- _What to do_: Output all the material that follows, exactly as given.

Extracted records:
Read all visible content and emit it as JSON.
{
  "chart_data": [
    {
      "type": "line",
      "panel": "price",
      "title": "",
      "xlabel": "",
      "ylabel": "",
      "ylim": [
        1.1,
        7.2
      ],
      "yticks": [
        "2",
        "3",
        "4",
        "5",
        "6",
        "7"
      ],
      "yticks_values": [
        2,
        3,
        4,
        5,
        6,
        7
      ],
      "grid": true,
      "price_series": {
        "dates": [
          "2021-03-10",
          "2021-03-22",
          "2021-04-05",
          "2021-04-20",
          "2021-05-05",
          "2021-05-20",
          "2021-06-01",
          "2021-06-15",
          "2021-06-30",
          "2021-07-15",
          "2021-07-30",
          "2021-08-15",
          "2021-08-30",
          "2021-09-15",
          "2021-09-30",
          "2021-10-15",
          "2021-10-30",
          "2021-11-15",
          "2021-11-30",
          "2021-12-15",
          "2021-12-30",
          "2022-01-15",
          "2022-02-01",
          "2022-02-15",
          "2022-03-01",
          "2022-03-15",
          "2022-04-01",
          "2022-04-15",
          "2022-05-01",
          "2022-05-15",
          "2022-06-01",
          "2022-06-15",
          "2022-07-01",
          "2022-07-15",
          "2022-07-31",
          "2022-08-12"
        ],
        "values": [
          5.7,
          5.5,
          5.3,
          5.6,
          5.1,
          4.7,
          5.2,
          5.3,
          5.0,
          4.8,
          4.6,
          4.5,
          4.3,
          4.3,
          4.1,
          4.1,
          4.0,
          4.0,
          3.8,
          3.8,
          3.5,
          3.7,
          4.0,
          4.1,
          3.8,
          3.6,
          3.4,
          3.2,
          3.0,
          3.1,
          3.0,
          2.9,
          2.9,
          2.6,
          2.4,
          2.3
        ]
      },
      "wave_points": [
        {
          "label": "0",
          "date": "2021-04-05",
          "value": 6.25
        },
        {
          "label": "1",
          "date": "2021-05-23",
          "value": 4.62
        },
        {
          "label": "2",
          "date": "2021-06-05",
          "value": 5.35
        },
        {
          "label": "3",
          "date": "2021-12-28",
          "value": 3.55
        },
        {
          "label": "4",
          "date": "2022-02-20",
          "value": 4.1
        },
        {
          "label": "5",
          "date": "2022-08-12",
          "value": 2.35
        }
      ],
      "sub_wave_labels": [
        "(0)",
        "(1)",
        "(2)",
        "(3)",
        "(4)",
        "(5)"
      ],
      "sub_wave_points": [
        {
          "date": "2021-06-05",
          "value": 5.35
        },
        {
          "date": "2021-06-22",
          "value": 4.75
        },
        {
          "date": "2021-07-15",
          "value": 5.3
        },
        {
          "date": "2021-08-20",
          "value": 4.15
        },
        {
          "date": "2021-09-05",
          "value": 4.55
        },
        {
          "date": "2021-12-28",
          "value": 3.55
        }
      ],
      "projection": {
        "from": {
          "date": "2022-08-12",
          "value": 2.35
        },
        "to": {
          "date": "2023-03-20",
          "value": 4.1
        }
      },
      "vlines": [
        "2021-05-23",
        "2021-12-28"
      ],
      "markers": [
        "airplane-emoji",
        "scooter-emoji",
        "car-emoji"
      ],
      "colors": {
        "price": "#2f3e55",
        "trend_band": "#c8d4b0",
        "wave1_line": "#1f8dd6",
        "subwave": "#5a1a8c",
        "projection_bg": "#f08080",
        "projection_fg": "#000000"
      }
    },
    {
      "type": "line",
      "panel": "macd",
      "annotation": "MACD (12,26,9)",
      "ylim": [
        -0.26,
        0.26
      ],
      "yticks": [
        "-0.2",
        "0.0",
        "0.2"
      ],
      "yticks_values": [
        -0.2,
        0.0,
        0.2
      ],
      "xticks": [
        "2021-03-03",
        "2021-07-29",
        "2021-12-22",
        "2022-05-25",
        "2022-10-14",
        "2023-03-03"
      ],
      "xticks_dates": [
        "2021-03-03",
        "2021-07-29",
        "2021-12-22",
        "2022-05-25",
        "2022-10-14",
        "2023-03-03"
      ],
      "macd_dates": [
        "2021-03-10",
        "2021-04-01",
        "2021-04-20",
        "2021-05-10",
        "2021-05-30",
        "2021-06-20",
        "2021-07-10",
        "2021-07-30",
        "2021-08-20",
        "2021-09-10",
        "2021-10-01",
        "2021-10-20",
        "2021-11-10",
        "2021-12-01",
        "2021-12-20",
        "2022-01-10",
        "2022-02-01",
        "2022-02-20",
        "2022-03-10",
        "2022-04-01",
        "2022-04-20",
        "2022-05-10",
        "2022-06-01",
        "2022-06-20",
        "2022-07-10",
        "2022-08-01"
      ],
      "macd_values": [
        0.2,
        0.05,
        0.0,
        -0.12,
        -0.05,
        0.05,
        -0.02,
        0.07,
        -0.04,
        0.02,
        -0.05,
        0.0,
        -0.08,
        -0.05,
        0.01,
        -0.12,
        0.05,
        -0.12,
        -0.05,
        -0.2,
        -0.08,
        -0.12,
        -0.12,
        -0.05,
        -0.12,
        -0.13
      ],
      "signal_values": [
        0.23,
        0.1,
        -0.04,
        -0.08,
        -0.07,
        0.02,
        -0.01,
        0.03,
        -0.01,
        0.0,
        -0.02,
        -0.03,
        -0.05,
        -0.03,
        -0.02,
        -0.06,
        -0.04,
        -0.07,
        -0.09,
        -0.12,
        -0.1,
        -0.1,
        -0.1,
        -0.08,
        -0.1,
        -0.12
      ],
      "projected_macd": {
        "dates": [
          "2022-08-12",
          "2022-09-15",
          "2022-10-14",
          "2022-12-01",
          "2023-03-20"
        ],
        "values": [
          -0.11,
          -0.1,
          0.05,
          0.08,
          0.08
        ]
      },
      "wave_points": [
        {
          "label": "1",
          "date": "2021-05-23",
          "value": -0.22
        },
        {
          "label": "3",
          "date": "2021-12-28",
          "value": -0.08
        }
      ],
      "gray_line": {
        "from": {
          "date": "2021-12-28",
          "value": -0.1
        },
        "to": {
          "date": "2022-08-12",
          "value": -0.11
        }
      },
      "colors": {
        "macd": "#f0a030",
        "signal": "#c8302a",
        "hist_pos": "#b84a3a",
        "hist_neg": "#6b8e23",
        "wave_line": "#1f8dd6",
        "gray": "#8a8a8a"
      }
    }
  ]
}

- _Full solution_:
Read all visible content and emit it as JSON.
{
  "chart_data": [
    {
      "type": "line",
      "panel": "price",
      "title": "",
      "xlabel": "",
      "ylabel": "",
      "ylim": [
        1.1,
        7.2
      ],
      "yticks": [
        "2",
        "3",
        "4",
        "5",
        "6",
        "7"
      ],
      "yticks_values": [
        2,
        3,
        4,
        5,
        6,
        7
      ],
      "grid": true,
      "price_series": {
        "dates": [
          "2021-03-10",
          "2021-03-22",
          "2021-04-05",
          "2021-04-20",
          "2021-05-05",
          "2021-05-20",
          "2021-06-01",
          "2021-06-15",
          "2021-06-30",
          "2021-07-15",
          "2021-07-30",
          "2021-08-15",
          "2021-08-30",
          "2021-09-15",
          "2021-09-30",
          "2021-10-15",
          "2021-10-30",
          "2021-11-15",
          "2021-11-30",
          "2021-12-15",
          "2021-12-30",
          "2022-01-15",
          "2022-02-01",
          "2022-02-15",
          "2022-03-01",
          "2022-03-15",
          "2022-04-01",
          "2022-04-15",
          "2022-05-01",
          "2022-05-15",
          "2022-06-01",
          "2022-06-15",
          "2022-07-01",
          "2022-07-15",
          "2022-07-31",
          "2022-08-12"
        ],
        "values": [
          5.7,
          5.5,
          5.3,
          5.6,
          5.1,
          4.7,
          5.2,
          5.3,
          5.0,
          4.8,
          4.6,
          4.5,
          4.3,
          4.3,
          4.1,
          4.1,
          4.0,
          4.0,
          3.8,
          3.8,
          3.5,
          3.7,
          4.0,
          4.1,
          3.8,
          3.6,
          3.4,
          3.2,
          3.0,
          3.1,
          3.0,
          2.9,
          2.9,
          2.6,
          2.4,
          2.3
        ]
      },
      "wave_points": [
        {
          "label": "0",
          "date": "2021-04-05",
          "value": 6.25
        },
        {
          "label": "1",
          "date": "2021-05-23",
          "value": 4.62
        },
        {
          "label": "2",
          "date": "2021-06-05",
          "value": 5.35
        },
        {
          "label": "3",
          "date": "2021-12-28",
          "value": 3.55
        },
        {
          "label": "4",
          "date": "2022-02-20",
          "value": 4.1
        },
        {
          "label": "5",
          "date": "2022-08-12",
          "value": 2.35
        }
      ],
      "sub_wave_labels": [
        "(0)",
        "(1)",
        "(2)",
        "(3)",
        "(4)",
        "(5)"
      ],
      "sub_wave_points": [
        {
          "date": "2021-06-05",
          "value": 5.35
        },
        {
          "date": "2021-06-22",
          "value": 4.75
        },
        {
          "date": "2021-07-15",
          "value": 5.3
        },
        {
          "date": "2021-08-20",
          "value": 4.15
        },
        {
          "date": "2021-09-05",
          "value": 4.55
        },
        {
          "date": "2021-12-28",
          "value": 3.55
        }
      ],
      "projection": {
        "from": {
          "date": "2022-08-12",
          "value": 2.35
        },
        "to": {
          "date": "2023-03-20",
          "value": 4.1
        }
      },
      "vlines": [
        "2021-05-23",
        "2021-12-28"
      ],
      "markers": [
        "airplane-emoji",
        "scooter-emoji",
        "car-emoji"
      ],
      "colors": {
        "price": "#2f3e55",
        "trend_band": "#c8d4b0",
        "wave1_line": "#1f8dd6",
        "subwave": "#5a1a8c",
        "projection_bg": "#f08080",
        "projection_fg": "#000000"
      }
    },
    {
      "type": "line",
      "panel": "macd",
      "annotation": "MACD (12,26,9)",
      "ylim": [
        -0.26,
        0.26
      ],
      "yticks": [
        "-0.2",
        "0.0",
        "0.2"
      ],
      "yticks_values": [
        -0.2,
        0.0,
        0.2
      ],
      "xticks": [
        "2021-03-03",
        "2021-07-29",
        "2021-12-22",
        "2022-05-25",
        "2022-10-14",
        "2023-03-03"
      ],
      "xticks_dates": [
        "2021-03-03",
        "2021-07-29",
        "2021-12-22",
        "2022-05-25",
        "2022-10-14",
        "2023-03-03"
      ],
      "macd_dates": [
        "2021-03-10",
        "2021-04-01",
        "2021-04-20",
        "2021-05-10",
        "2021-05-30",
        "2021-06-20",
        "2021-07-10",
        "2021-07-30",
        "2021-08-20",
        "2021-09-10",
        "2021-10-01",
        "2021-10-20",
        "2021-11-10",
        "2021-12-01",
        "2021-12-20",
        "2022-01-10",
        "2022-02-01",
        "2022-02-20",
        "2022-03-10",
        "2022-04-01",
        "2022-04-20",
        "2022-05-10",
        "2022-06-01",
        "2022-06-20",
        "2022-07-10",
        "2022-08-01"
      ],
      "macd_values": [
        0.2,
        0.05,
        0.0,
        -0.12,
        -0.05,
        0.05,
        -0.02,
        0.07,
        -0.04,
        0.02,
        -0.05,
        0.0,
        -0.08,
        -0.05,
        0.01,
        -0.12,
        0.05,
        -0.12,
        -0.05,
        -0.2,
        -0.08,
        -0.12,
        -0.12,
        -0.05,
        -0.12,
        -0.13
      ],
      "signal_values": [
        0.23,
        0.1,
        -0.04,
        -0.08,
        -0.07,
        0.02,
        -0.01,
        0.03,
        -0.01,
        0.0,
        -0.02,
        -0.03,
        -0.05,
        -0.03,
        -0.02,
        -0.06,
        -0.04,
        -0.07,
        -0.09,
        -0.12,
        -0.1,
        -0.1,
        -0.1,
        -0.08,
        -0.1,
        -0.12
      ],
      "projected_macd": {
        "dates": [
          "2022-08-12",
          "2022-09-15",
          "2022-10-14",
          "2022-12-01",
          "2023-03-20"
        ],
        "values": [
          -0.11,
          -0.1,
          0.05,
          0.08,
          0.08
        ]
      },
      "wave_points": [
        {
          "label": "1",
          "date": "2021-05-23",
          "value": -0.22
        },
        {
          "label": "3",
          "date": "2021-12-28",
          "value": -0.08
        }
      ],
      "gray_line": {
        "from": {
          "date": "2021-12-28",
          "value": -0.1
        },
        "to": {
          "date": "2022-08-12",
          "value": -0.11
        }
      },
      "colors": {
        "macd": "#f0a030",
        "signal": "#c8302a",
        "hist_pos": "#b84a3a",
        "hist_neg": "#6b8e23",
        "wave_line": "#1f8dd6",
        "gray": "#8a8a8a"
      }
    }
  ]
}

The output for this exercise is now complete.